## [Exercise]
Make an exact copy of the records, dropping all pictures.

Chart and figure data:

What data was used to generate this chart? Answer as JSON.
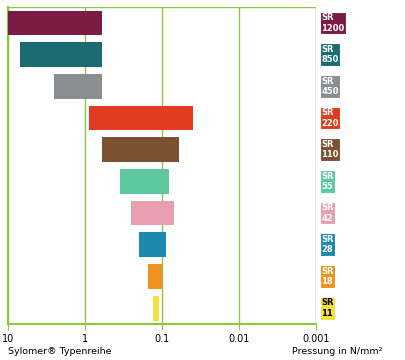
{
  "categories": [
    "SR\n1200",
    "SR\n850",
    "SR\n450",
    "SR\n220",
    "SR\n110",
    "SR\n55",
    "SR\n42",
    "SR\n28",
    "SR\n18",
    "SR\n11"
  ],
  "bar_colors": [
    "#7B1C45",
    "#1B6B72",
    "#8B8E90",
    "#E03C1F",
    "#7B5132",
    "#5DC8A0",
    "#E8A0B0",
    "#1B8AB0",
    "#F0921E",
    "#F0E040"
  ],
  "label_colors": [
    "white",
    "white",
    "white",
    "white",
    "white",
    "white",
    "white",
    "white",
    "white",
    "black"
  ],
  "bar_right": [
    10.0,
    7.0,
    2.5,
    0.9,
    0.6,
    0.35,
    0.25,
    0.2,
    0.15,
    0.13
  ],
  "bar_left": [
    0.6,
    0.6,
    0.6,
    0.04,
    0.06,
    0.08,
    0.07,
    0.09,
    0.1,
    0.11
  ],
  "xmin": 0.001,
  "xmax": 10.0,
  "xlabel_left": "Sylomer® Typenreihe",
  "xlabel_right": "Pressung in N/mm²",
  "xticks": [
    10,
    1,
    0.1,
    0.01,
    0.001
  ],
  "xtick_labels": [
    "10",
    "1",
    "0.1",
    "0.01",
    "0.001"
  ],
  "axis_color": "#8DC63F",
  "grid_color": "#8DC63F",
  "background_color": "#ffffff",
  "label_fontsize": 6.0,
  "tick_fontsize": 7.0,
  "footer_fontsize": 6.8
}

## [Written answer]
What data was used to generate this chart? Answer as JSON.
{
  "categories": [
    "SR\n1200",
    "SR\n850",
    "SR\n450",
    "SR\n220",
    "SR\n110",
    "SR\n55",
    "SR\n42",
    "SR\n28",
    "SR\n18",
    "SR\n11"
  ],
  "bar_colors": [
    "#7B1C45",
    "#1B6B72",
    "#8B8E90",
    "#E03C1F",
    "#7B5132",
    "#5DC8A0",
    "#E8A0B0",
    "#1B8AB0",
    "#F0921E",
    "#F0E040"
  ],
  "label_colors": [
    "white",
    "white",
    "white",
    "white",
    "white",
    "white",
    "white",
    "white",
    "white",
    "black"
  ],
  "bar_right": [
    10.0,
    7.0,
    2.5,
    0.9,
    0.6,
    0.35,
    0.25,
    0.2,
    0.15,
    0.13
  ],
  "bar_left": [
    0.6,
    0.6,
    0.6,
    0.04,
    0.06,
    0.08,
    0.07,
    0.09,
    0.1,
    0.11
  ],
  "xmin": 0.001,
  "xmax": 10.0,
  "xlabel_left": "Sylomer® Typenreihe",
  "xlabel_right": "Pressung in N/mm²",
  "xticks": [
    10,
    1,
    0.1,
    0.01,
    0.001
  ],
  "xtick_labels": [
    "10",
    "1",
    "0.1",
    "0.01",
    "0.001"
  ],
  "axis_color": "#8DC63F",
  "grid_color": "#8DC63F",
  "background_color": "#ffffff",
  "label_fontsize": 6.0,
  "tick_fontsize": 7.0,
  "footer_fontsize": 6.8
}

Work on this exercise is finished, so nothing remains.